_Goal_
Skip the pictures and repeat each line of the data exactly.

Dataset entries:
** START **
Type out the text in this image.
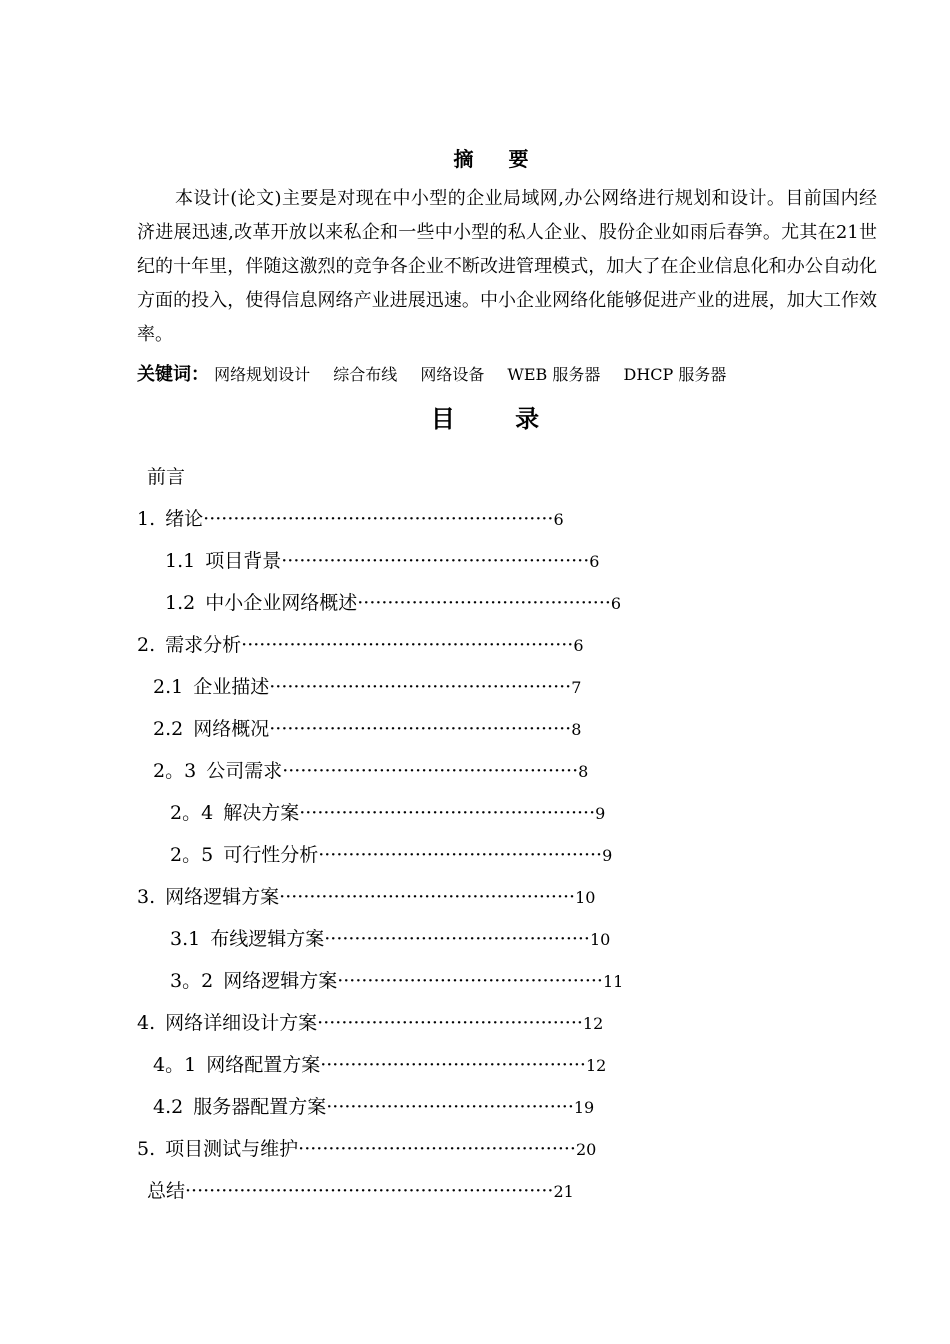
摘 要

本设计(论文)主要是对现在中小型的企业局域网,办公网络进行规划和设计。目前国内经济进展迅速,改革开放以来私企和一些中小型的私人企业、股份企业如雨后春笋。尤其在21世纪的十年里，伴随这激烈的竞争各企业不断改进管理模式，加大了在企业信息化和办公自动化方面的投入，使得信息网络产业进展迅速。中小企业网络化能够促进产业的进展，加大工作效率。

关键词： 网络规划设计 综合布线 网络设备 WEB 服务器 DHCP 服务器
目 录
前言
1. 绪论··························································6
1.1 项目背景···················································6
1.2 中小企业网络概述··········································6
2. 需求分析·······················································6
2.1 企业描述··················································7
2.2 网络概况··················································8
2。3 公司需求·················································8
2。4 解决方案·················································9
2。5 可行性分析···············································9
3. 网络逻辑方案·················································10
3.1 布线逻辑方案············································10
3。2 网络逻辑方案············································11
4. 网络详细设计方案············································12
4。1 网络配置方案············································12
4.2 服务器配置方案·········································19
5. 项目测试与维护··············································20
总结·····························································21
** END **
_Answer to this task_
Type out the text in this image.
摘 要

本设计(论文)主要是对现在中小型的企业局域网,办公网络进行规划和设计。目前国内经济进展迅速,改革开放以来私企和一些中小型的私人企业、股份企业如雨后春笋。尤其在21世纪的十年里，伴随这激烈的竞争各企业不断改进管理模式，加大了在企业信息化和办公自动化方面的投入，使得信息网络产业进展迅速。中小企业网络化能够促进产业的进展，加大工作效率。

关键词： 网络规划设计 综合布线 网络设备 WEB 服务器 DHCP 服务器
目 录
前言
1. 绪论··························································6
1.1 项目背景···················································6
1.2 中小企业网络概述··········································6
2. 需求分析·······················································6
2.1 企业描述··················································7
2.2 网络概况··················································8
2。3 公司需求·················································8
2。4 解决方案·················································9
2。5 可行性分析···············································9
3. 网络逻辑方案·················································10
3.1 布线逻辑方案············································10
3。2 网络逻辑方案············································11
4. 网络详细设计方案············································12
4。1 网络配置方案············································12
4.2 服务器配置方案·········································19
5. 项目测试与维护··············································20
总结·····························································21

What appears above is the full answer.